-- Start --

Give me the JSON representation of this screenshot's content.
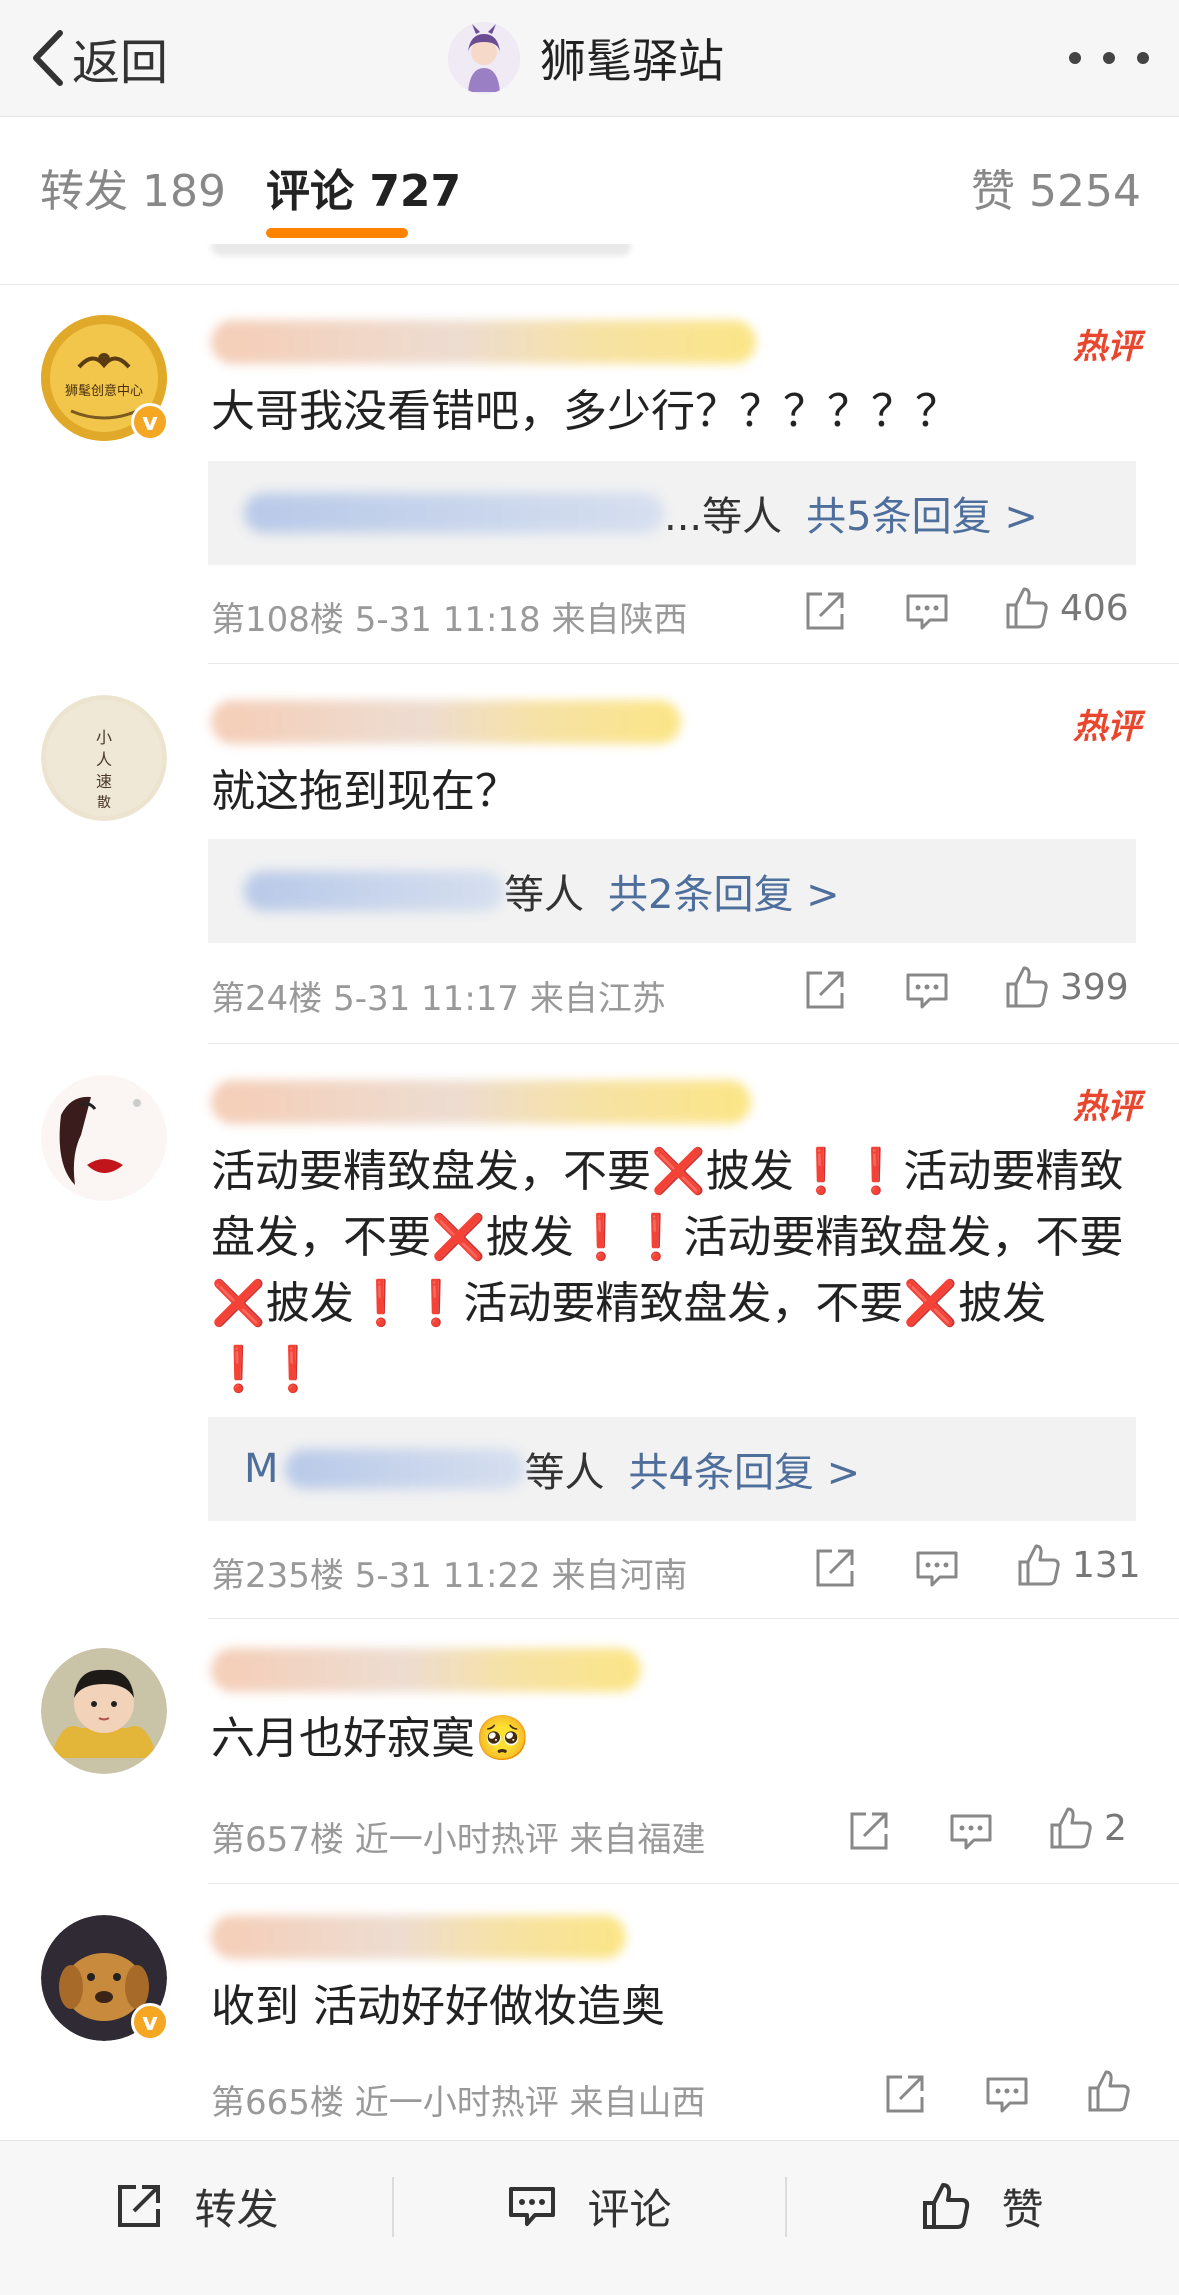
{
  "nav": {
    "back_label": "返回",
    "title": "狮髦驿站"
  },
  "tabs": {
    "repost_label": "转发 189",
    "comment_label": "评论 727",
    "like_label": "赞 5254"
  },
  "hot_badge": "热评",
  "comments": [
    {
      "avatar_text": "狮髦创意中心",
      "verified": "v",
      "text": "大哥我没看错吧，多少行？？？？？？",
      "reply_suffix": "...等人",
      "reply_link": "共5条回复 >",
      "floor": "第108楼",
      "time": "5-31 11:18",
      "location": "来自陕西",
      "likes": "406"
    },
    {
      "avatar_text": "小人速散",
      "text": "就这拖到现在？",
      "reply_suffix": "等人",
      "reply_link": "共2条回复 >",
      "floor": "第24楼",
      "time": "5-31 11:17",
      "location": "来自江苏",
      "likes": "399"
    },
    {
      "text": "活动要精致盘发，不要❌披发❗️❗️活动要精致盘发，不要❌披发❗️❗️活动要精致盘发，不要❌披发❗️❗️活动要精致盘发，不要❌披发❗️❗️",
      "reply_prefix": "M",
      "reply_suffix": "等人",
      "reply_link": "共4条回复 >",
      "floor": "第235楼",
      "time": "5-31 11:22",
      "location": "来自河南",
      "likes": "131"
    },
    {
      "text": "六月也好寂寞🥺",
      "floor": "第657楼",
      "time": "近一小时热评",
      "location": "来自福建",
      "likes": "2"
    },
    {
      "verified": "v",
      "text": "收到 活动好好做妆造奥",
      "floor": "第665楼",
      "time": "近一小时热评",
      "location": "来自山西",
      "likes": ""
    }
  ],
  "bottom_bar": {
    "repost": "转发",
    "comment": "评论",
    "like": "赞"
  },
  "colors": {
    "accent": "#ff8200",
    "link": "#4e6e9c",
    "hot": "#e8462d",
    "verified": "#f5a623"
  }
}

-- End --

● PROBLEM TO WORK ON
From the data above, gather every line that includes the word "location".

● RESULT OF THIS EXERCISE
      "location": "来自陕西",
      "location": "来自江苏",
      "location": "来自河南",
      "location": "来自福建",
      "location": "来自山西",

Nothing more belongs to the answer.